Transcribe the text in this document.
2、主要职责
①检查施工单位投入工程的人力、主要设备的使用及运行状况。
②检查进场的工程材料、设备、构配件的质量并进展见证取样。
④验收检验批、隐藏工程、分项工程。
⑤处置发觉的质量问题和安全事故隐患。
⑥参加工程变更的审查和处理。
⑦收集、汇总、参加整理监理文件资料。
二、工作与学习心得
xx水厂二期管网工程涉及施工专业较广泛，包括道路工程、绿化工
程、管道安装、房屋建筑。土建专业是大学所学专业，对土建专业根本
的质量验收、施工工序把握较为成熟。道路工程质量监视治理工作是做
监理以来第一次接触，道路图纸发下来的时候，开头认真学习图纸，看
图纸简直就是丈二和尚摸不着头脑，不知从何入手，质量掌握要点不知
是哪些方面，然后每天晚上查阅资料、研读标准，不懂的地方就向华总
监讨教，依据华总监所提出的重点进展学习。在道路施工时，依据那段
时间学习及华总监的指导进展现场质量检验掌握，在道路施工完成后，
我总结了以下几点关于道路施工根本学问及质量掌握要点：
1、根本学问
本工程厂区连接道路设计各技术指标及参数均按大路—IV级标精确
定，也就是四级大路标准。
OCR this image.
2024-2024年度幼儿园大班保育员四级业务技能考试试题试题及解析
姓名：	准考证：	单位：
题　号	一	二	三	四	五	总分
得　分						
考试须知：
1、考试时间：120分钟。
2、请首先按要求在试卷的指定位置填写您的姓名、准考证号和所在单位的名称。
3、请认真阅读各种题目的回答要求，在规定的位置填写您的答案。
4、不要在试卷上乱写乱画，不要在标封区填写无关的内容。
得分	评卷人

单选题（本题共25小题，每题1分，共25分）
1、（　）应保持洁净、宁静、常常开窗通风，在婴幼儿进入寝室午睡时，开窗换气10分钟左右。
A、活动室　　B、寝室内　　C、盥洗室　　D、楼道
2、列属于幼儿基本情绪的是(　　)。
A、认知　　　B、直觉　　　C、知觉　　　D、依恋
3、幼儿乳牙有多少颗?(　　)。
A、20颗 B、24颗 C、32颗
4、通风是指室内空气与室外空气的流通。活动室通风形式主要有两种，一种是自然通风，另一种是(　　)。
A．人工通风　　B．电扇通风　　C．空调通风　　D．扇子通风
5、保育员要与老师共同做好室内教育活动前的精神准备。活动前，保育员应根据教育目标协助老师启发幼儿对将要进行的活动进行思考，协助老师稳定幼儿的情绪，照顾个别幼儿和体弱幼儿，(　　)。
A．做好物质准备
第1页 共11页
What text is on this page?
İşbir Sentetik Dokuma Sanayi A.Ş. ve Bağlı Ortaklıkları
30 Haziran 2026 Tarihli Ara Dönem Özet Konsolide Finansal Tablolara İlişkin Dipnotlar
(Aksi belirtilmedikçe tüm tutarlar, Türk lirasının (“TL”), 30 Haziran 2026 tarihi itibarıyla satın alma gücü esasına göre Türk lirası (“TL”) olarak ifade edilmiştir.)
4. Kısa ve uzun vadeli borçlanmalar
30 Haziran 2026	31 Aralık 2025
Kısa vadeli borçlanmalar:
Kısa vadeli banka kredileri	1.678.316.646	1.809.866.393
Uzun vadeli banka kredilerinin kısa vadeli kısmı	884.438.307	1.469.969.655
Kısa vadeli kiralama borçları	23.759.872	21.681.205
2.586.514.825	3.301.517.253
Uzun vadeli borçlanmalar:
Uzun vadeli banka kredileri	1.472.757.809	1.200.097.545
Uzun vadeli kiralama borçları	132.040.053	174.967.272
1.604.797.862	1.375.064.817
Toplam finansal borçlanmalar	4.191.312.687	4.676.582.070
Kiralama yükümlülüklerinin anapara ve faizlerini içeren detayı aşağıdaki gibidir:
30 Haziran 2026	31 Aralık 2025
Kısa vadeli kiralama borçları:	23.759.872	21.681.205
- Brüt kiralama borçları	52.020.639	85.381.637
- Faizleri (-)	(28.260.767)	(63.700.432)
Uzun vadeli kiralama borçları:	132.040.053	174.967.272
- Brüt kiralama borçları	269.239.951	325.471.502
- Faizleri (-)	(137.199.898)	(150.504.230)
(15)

•••••

## [Direction]
List every line from the entries above in which "borçlanmalar" appears.

## [Solution to the problem]
4. Kısa ve uzun vadeli borçlanmalar
Kısa vadeli borçlanmalar:
Uzun vadeli borçlanmalar:
Toplam finansal borçlanmalar	4.191.312.687	4.676.582.070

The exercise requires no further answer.